**Stated task:** Copy each line below in which the string "TEST" occurs.

(Some records)

+++++

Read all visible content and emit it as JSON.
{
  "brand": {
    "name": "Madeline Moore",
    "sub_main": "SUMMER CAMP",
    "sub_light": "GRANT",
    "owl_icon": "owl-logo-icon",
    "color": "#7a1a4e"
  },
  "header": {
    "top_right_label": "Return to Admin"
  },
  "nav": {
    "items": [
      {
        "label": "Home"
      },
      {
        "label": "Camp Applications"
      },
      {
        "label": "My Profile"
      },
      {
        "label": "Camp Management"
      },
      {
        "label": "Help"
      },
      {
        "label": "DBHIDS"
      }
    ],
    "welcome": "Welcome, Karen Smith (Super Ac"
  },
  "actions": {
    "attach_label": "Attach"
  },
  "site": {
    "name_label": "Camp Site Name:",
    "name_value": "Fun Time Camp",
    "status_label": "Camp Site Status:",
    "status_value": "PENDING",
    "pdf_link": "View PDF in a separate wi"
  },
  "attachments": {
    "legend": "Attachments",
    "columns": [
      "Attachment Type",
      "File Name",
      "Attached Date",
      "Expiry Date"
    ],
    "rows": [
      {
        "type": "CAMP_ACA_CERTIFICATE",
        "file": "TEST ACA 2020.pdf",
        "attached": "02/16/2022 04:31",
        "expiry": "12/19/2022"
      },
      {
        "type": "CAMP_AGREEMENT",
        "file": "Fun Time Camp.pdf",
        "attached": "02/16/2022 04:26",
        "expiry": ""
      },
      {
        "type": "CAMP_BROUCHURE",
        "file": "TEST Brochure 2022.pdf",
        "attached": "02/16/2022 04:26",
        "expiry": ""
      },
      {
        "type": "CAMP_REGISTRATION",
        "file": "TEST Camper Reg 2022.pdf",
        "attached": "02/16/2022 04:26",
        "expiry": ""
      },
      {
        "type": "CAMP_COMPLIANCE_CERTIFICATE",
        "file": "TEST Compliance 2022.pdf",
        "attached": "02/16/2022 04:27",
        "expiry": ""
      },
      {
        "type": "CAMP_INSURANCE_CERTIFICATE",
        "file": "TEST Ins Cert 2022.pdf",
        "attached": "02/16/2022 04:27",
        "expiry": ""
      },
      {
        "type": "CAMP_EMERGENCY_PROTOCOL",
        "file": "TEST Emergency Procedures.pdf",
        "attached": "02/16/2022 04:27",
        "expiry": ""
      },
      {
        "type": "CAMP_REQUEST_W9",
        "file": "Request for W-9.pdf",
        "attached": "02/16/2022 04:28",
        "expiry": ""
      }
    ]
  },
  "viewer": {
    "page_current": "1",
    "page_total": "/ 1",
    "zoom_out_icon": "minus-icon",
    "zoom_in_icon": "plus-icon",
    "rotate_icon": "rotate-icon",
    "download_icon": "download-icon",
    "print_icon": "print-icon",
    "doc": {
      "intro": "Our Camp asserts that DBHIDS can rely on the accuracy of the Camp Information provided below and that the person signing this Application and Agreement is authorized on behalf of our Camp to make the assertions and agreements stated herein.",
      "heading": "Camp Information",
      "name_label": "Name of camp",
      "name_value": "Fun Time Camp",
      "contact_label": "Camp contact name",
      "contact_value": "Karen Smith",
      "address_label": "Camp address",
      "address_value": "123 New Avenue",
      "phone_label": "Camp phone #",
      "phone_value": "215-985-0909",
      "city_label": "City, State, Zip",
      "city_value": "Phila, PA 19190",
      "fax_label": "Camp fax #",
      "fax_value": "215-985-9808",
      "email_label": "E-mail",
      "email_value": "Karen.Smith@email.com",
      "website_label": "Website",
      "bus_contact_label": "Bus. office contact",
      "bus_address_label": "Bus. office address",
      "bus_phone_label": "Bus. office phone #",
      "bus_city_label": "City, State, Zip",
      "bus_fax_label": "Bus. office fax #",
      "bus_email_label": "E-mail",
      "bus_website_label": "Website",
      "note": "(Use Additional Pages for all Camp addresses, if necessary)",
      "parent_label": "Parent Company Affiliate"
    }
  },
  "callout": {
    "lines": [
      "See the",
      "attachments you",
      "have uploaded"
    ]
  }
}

+++++

**Response to the task:**
        "file": "TEST ACA 2020.pdf",
        "file": "TEST Brochure 2022.pdf",
        "file": "TEST Camper Reg 2022.pdf",
        "file": "TEST Compliance 2022.pdf",
        "file": "TEST Ins Cert 2022.pdf",
        "file": "TEST Emergency Procedures.pdf",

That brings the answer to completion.